### Extrait
UNE PROBLÉMATIQUE EN RÉGION

Les taux les plus élevés de conducteurs - sans distinction de sexe - qui se sont fait prendre avec les facultés affaiblies résident en région, d'abord dans le Nord-du-Québec, puis sur la Côte-Nord et en Abitibi-Témiscamingue. Montréal, Laval et Québec affichent les plus faibles ratios. Transports en commun insuffisants ou inexistants, taxis peu nombreux, longues distances à parcourir : cela contribue à pousser des fêtards en région à prendre leur voiture, affirment les experts consultés par La Presse. « Le manque de solutions de rechange n'excuse en rien la conduite avec facultés affaiblies ! », martèle néanmoins Hubert Sacy, d'Éduc'alcool. « C'est aussi un reflet des activités policières et des priorités qui varient d'une région à l'autre », croit Étienne Blais, criminologue à l'Université de Montréal.

Graphique La Presse

Taux de suspension de permis de conductrices à cause de l'alcool.

Graphique La Presse

Taux de suspension de permis de conducteurs à cause de l'alcool.

QUE SE PASSE-T-IL DANS LE NORD-DU-QUÉBEC ?

Trois fois plus de résidants du Nord-du-Québec voient leur permis suspendu à cause de l'alcool que la moyenne de ceux des autres régions. Il n'y a « pas de problématique criante » liée à la conduite avec les facultés affaiblies dans le Nord-du-Québec, croit néanmoins le professeur Stéphane Grenier, de l'Université du Québec en Abitibi-Témiscamingue, qui s'intéresse à la sécurité routière chez les autochtones. « Les gens du Nord-du-Québec boivent plus, comme sur la Côte-Nord ou en Abitibi, mais ils conduisent surtout plus, couvrant de plus grandes distances, s'exposant ainsi davantage à être arrêtés », explique-t-il.

### Consigne
D'après l'extrait, dans quelles régions trouve-t-on les taux les plus élevés de conducteurs pris avec les facultés affaiblies ? La liste qui suit n'a aucun lien avec l'extrait.

### Données fournies
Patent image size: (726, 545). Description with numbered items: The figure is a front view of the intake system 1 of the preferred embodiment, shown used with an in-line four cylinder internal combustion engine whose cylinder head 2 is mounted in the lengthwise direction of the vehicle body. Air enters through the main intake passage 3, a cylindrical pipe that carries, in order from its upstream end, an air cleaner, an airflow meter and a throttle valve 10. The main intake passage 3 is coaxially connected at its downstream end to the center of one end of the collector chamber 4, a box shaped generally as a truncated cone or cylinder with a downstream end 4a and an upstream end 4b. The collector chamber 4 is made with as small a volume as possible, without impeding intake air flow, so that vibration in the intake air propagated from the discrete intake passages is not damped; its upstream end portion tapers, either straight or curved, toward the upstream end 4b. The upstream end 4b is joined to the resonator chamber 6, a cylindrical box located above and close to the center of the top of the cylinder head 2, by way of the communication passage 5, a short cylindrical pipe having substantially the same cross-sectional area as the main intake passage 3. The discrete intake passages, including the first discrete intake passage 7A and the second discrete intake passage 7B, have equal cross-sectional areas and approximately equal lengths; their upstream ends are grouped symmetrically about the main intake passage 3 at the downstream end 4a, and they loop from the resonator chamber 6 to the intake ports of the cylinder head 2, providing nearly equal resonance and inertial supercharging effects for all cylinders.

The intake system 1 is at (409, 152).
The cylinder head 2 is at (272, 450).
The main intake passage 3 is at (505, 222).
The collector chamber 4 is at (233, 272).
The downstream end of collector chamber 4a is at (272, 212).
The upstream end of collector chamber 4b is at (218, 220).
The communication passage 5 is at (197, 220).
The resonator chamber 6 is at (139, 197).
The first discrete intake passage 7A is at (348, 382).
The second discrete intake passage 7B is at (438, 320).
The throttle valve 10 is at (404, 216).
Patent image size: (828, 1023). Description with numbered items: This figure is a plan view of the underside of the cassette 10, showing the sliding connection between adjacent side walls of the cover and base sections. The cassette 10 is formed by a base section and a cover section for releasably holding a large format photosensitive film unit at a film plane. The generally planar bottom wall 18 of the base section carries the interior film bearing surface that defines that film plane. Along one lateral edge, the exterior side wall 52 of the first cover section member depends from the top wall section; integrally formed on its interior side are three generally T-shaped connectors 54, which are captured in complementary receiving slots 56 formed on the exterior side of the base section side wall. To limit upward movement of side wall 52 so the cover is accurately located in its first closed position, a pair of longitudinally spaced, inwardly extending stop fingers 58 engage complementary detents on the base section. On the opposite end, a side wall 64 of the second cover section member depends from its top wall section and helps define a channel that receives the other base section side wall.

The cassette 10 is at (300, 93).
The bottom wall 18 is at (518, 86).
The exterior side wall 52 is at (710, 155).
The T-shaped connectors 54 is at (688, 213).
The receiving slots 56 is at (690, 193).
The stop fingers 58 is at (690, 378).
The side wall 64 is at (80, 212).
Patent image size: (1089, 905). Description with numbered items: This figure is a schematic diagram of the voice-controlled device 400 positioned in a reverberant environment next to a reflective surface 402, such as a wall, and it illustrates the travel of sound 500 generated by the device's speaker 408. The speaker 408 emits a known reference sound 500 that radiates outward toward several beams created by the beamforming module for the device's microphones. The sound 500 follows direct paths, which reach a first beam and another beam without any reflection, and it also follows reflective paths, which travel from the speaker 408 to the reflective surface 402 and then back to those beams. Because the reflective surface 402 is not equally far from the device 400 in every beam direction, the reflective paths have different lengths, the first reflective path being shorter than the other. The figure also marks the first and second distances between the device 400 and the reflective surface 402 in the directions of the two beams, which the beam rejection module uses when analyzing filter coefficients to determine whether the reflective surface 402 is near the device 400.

### Corrigé complet
Dans le Nord-du-Québec d'abord, puis sur la Côte-Nord et en Abitibi-Témiscamingue.